• _Task data_

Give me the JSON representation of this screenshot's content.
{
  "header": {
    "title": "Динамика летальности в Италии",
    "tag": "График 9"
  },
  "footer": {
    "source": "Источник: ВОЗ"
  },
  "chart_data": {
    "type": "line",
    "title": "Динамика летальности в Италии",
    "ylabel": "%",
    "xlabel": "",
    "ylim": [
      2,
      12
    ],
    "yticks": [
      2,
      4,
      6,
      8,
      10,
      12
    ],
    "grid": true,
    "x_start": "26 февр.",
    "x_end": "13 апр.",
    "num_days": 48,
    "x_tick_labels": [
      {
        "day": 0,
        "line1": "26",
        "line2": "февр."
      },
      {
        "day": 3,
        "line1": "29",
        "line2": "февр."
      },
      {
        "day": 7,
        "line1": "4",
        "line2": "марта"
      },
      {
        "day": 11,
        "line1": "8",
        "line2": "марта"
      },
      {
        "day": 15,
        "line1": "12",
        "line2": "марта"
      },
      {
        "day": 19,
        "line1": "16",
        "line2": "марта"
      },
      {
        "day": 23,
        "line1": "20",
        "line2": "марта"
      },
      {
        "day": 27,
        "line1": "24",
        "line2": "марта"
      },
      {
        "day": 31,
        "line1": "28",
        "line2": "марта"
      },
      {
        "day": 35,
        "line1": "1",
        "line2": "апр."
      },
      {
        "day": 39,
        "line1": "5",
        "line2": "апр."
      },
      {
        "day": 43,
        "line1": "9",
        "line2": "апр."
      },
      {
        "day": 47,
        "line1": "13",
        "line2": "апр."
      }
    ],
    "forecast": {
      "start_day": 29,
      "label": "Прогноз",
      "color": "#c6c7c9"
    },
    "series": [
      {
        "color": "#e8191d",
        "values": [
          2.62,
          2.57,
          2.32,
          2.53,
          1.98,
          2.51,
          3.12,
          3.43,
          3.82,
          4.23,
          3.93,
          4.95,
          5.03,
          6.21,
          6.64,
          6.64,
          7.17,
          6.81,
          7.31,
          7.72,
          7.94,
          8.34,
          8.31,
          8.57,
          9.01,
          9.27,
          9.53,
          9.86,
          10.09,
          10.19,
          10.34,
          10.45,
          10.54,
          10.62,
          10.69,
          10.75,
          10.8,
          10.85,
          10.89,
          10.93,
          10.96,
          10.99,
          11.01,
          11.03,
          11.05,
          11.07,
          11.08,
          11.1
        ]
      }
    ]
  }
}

• _Short exercise_
All of the records must be repeated exactly.

• _Task output_
Give me the JSON representation of this screenshot's content.
{
  "header": {
    "title": "Динамика летальности в Италии",
    "tag": "График 9"
  },
  "footer": {
    "source": "Источник: ВОЗ"
  },
  "chart_data": {
    "type": "line",
    "title": "Динамика летальности в Италии",
    "ylabel": "%",
    "xlabel": "",
    "ylim": [
      2,
      12
    ],
    "yticks": [
      2,
      4,
      6,
      8,
      10,
      12
    ],
    "grid": true,
    "x_start": "26 февр.",
    "x_end": "13 апр.",
    "num_days": 48,
    "x_tick_labels": [
      {
        "day": 0,
        "line1": "26",
        "line2": "февр."
      },
      {
        "day": 3,
        "line1": "29",
        "line2": "февр."
      },
      {
        "day": 7,
        "line1": "4",
        "line2": "марта"
      },
      {
        "day": 11,
        "line1": "8",
        "line2": "марта"
      },
      {
        "day": 15,
        "line1": "12",
        "line2": "марта"
      },
      {
        "day": 19,
        "line1": "16",
        "line2": "марта"
      },
      {
        "day": 23,
        "line1": "20",
        "line2": "марта"
      },
      {
        "day": 27,
        "line1": "24",
        "line2": "марта"
      },
      {
        "day": 31,
        "line1": "28",
        "line2": "марта"
      },
      {
        "day": 35,
        "line1": "1",
        "line2": "апр."
      },
      {
        "day": 39,
        "line1": "5",
        "line2": "апр."
      },
      {
        "day": 43,
        "line1": "9",
        "line2": "апр."
      },
      {
        "day": 47,
        "line1": "13",
        "line2": "апр."
      }
    ],
    "forecast": {
      "start_day": 29,
      "label": "Прогноз",
      "color": "#c6c7c9"
    },
    "series": [
      {
        "color": "#e8191d",
        "values": [
          2.62,
          2.57,
          2.32,
          2.53,
          1.98,
          2.51,
          3.12,
          3.43,
          3.82,
          4.23,
          3.93,
          4.95,
          5.03,
          6.21,
          6.64,
          6.64,
          7.17,
          6.81,
          7.31,
          7.72,
          7.94,
          8.34,
          8.31,
          8.57,
          9.01,
          9.27,
          9.53,
          9.86,
          10.09,
          10.19,
          10.34,
          10.45,
          10.54,
          10.62,
          10.69,
          10.75,
          10.8,
          10.85,
          10.89,
          10.93,
          10.96,
          10.99,
          11.01,
          11.03,
          11.05,
          11.07,
          11.08,
          11.1
        ]
      }
    ]
  }
}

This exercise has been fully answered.